--- Aim ---
Your task is to copy the lines from the line containing "What does this" through the end of the listing below, both included, without any pictures.

- - - -

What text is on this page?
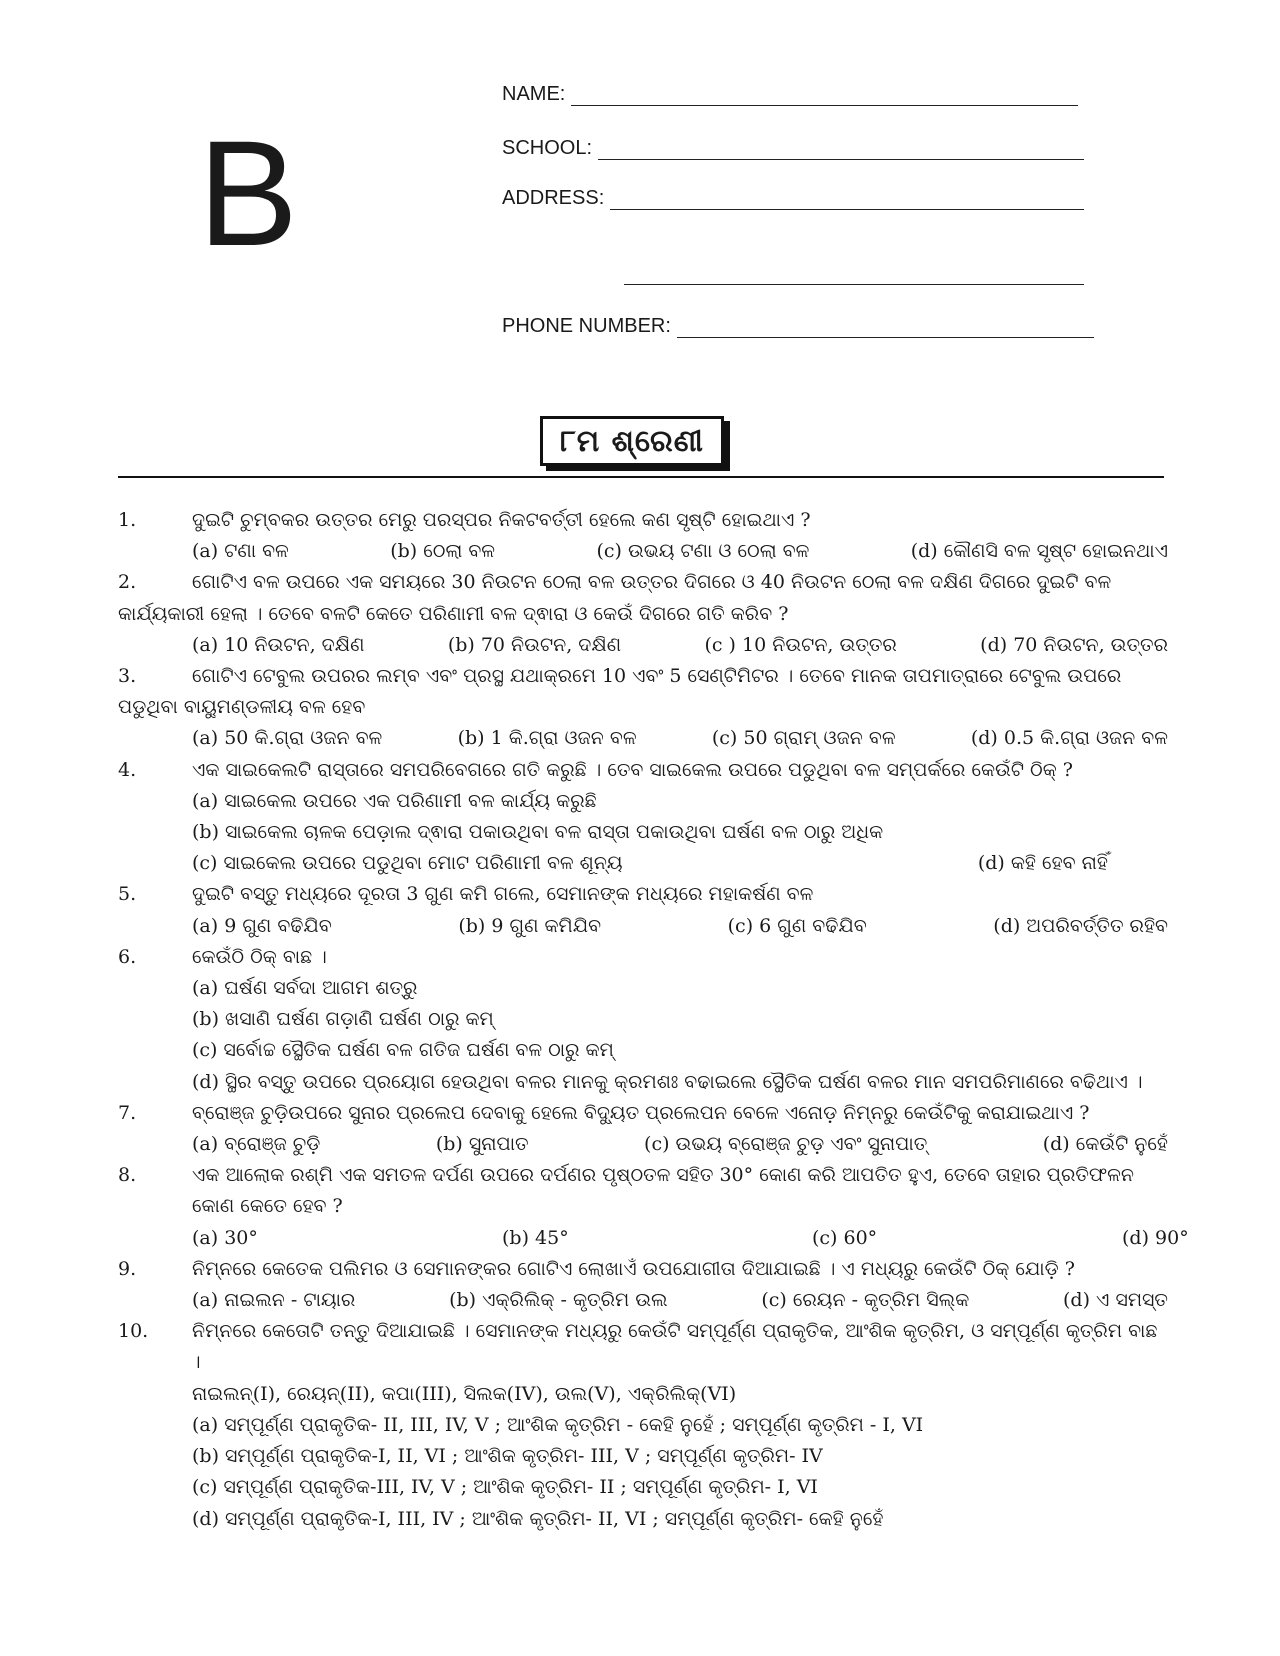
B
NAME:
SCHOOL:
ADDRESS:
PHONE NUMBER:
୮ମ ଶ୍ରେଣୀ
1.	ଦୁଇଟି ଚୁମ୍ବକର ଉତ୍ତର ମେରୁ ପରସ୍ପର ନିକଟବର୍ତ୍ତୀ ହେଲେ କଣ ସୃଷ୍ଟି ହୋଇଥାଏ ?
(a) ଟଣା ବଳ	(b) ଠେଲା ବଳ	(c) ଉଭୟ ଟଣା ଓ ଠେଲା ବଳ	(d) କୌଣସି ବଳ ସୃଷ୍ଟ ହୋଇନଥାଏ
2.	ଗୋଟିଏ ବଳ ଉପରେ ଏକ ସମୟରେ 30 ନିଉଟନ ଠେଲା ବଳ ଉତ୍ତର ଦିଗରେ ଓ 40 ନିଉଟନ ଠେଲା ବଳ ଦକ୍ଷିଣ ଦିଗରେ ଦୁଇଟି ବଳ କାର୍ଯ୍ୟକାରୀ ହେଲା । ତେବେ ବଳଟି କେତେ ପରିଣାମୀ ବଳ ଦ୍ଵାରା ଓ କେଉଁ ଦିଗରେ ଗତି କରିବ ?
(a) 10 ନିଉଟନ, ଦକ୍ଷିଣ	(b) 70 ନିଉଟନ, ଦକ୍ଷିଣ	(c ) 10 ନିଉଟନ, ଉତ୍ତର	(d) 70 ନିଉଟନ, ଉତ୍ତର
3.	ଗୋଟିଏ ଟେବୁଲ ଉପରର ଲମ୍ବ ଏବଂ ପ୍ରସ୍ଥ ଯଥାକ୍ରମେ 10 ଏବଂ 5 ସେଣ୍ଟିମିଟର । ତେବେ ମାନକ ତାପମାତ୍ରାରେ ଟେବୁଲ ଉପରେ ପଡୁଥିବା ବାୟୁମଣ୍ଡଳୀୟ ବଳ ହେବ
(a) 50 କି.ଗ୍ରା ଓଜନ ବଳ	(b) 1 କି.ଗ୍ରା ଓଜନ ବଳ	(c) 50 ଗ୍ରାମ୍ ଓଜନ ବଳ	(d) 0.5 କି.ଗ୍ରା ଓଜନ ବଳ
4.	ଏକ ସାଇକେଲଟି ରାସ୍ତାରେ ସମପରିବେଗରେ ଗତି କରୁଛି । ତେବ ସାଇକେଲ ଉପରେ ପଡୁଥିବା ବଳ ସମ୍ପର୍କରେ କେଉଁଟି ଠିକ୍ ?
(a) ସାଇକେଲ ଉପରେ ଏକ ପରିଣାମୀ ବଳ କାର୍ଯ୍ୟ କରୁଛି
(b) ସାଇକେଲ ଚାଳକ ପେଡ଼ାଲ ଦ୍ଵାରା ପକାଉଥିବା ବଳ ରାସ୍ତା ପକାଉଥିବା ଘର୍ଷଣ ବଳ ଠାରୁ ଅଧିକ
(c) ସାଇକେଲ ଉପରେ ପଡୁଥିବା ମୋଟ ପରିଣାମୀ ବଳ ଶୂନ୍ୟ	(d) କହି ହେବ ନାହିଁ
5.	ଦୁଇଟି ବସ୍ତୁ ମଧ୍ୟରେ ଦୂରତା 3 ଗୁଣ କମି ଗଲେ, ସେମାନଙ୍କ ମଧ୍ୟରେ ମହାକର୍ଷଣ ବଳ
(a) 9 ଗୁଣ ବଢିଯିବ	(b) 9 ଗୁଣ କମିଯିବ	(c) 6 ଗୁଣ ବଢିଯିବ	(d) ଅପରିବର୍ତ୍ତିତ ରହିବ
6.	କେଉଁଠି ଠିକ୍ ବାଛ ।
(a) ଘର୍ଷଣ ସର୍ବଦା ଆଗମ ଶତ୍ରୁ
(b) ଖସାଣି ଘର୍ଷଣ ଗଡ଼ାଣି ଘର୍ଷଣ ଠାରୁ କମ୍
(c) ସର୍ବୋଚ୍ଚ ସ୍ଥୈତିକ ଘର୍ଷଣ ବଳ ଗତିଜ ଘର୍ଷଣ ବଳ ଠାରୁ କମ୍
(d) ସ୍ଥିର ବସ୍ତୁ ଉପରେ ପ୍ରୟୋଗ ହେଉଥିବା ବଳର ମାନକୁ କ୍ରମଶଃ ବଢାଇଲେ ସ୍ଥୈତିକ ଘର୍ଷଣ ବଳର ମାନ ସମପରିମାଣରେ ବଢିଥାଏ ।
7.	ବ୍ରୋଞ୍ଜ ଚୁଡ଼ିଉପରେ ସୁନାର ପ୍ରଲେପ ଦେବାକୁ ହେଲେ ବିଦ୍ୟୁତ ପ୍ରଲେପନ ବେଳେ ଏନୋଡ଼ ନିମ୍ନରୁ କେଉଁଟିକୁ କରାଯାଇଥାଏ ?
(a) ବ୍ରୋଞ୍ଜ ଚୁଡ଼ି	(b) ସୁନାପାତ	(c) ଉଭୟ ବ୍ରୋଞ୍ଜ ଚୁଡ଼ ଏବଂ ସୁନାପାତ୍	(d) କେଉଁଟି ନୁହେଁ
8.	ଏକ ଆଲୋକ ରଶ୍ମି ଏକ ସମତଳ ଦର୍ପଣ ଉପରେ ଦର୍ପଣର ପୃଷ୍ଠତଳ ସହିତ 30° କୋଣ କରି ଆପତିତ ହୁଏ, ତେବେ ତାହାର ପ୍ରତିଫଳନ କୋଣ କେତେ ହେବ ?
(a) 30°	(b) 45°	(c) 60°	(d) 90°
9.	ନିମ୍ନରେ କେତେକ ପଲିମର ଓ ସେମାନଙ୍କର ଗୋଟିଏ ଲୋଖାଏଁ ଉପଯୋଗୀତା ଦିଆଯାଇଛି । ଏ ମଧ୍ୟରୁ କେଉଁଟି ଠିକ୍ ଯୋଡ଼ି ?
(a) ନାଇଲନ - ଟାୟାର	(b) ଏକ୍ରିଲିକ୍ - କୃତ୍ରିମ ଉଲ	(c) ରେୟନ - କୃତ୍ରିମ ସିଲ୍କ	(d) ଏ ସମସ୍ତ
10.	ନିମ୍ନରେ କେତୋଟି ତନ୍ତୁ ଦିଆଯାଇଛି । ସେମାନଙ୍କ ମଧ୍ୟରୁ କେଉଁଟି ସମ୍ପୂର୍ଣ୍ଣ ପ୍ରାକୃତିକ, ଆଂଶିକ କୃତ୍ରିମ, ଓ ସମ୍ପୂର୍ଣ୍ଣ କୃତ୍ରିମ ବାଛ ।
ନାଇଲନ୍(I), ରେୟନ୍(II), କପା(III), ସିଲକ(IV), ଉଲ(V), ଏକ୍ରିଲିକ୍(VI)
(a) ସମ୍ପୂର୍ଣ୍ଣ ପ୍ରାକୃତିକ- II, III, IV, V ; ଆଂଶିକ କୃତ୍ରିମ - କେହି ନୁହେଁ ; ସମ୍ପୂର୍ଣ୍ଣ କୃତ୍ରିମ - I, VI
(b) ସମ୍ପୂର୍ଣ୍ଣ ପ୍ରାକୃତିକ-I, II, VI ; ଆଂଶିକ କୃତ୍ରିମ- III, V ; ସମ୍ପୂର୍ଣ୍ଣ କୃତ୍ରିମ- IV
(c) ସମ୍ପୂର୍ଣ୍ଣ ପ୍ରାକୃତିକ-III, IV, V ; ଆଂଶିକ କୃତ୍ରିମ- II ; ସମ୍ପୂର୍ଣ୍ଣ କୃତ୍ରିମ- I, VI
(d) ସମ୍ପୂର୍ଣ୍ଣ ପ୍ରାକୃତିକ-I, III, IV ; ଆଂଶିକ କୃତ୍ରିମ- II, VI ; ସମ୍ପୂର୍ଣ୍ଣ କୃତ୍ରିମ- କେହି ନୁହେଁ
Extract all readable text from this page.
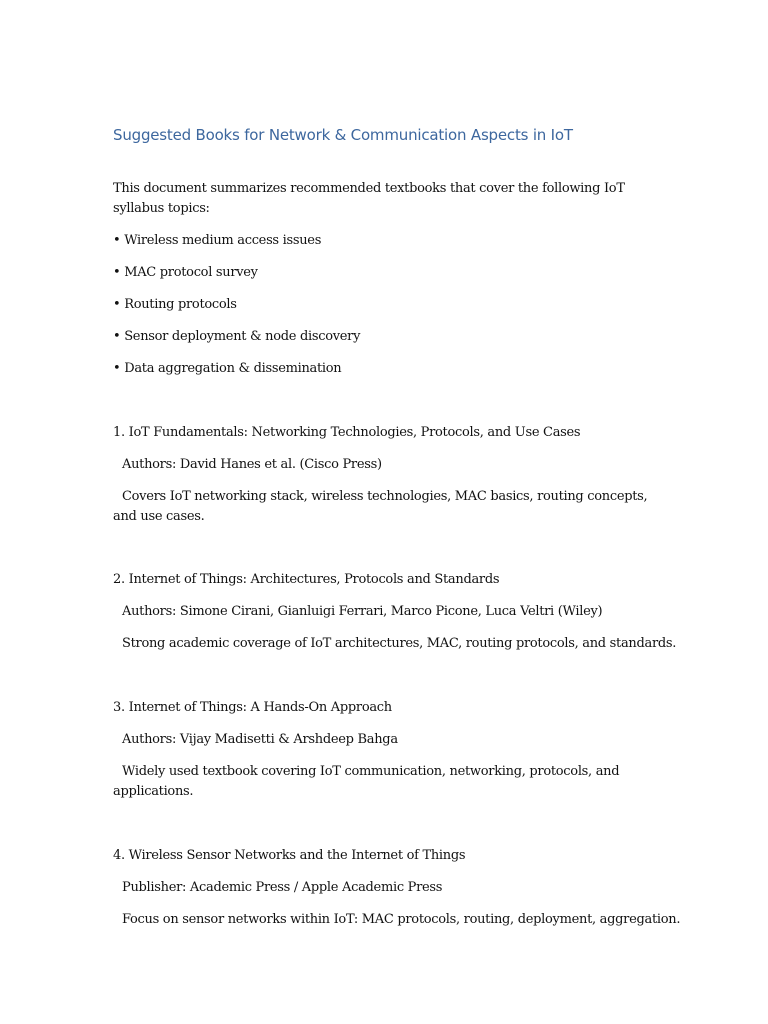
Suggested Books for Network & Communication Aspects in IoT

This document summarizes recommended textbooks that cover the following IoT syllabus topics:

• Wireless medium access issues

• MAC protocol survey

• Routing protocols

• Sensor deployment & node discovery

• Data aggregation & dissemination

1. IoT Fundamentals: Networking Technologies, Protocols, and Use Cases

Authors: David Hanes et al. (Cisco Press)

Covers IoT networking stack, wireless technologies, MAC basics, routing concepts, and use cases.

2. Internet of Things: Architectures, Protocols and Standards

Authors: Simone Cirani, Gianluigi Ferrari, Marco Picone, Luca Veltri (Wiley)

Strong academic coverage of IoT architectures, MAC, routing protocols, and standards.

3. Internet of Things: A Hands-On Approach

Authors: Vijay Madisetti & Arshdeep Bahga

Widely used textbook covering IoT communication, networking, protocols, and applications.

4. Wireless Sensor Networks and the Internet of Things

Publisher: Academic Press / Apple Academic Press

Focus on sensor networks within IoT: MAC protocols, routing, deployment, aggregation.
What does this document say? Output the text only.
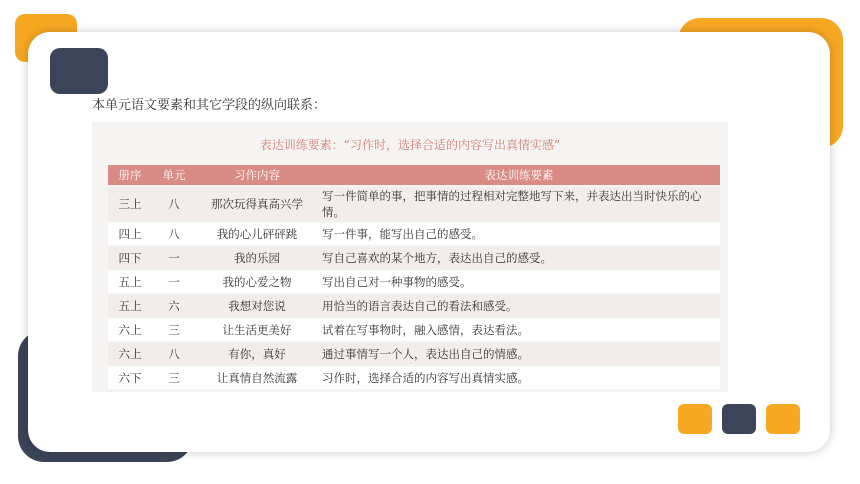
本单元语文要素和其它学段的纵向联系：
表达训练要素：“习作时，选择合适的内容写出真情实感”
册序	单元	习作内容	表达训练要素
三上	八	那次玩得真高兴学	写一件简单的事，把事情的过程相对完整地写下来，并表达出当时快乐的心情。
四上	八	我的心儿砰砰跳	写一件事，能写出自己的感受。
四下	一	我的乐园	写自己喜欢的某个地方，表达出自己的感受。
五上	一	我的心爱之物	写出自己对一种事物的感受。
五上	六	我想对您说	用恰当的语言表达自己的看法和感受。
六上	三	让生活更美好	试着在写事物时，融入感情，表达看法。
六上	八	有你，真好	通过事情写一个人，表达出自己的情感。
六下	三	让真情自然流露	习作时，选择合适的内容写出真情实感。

- - - -

--- Worked answer ---
What does this document say? Output the text only.
本单元语文要素和其它学段的纵向联系：
表达训练要素：“习作时，选择合适的内容写出真情实感”
册序	单元	习作内容	表达训练要素
三上	八	那次玩得真高兴学	写一件简单的事，把事情的过程相对完整地写下来，并表达出当时快乐的心情。
四上	八	我的心儿砰砰跳	写一件事，能写出自己的感受。
四下	一	我的乐园	写自己喜欢的某个地方，表达出自己的感受。
五上	一	我的心爱之物	写出自己对一种事物的感受。
五上	六	我想对您说	用恰当的语言表达自己的看法和感受。
六上	三	让生活更美好	试着在写事物时，融入感情，表达看法。
六上	八	有你，真好	通过事情写一个人，表达出自己的情感。
六下	三	让真情自然流露	习作时，选择合适的内容写出真情实感。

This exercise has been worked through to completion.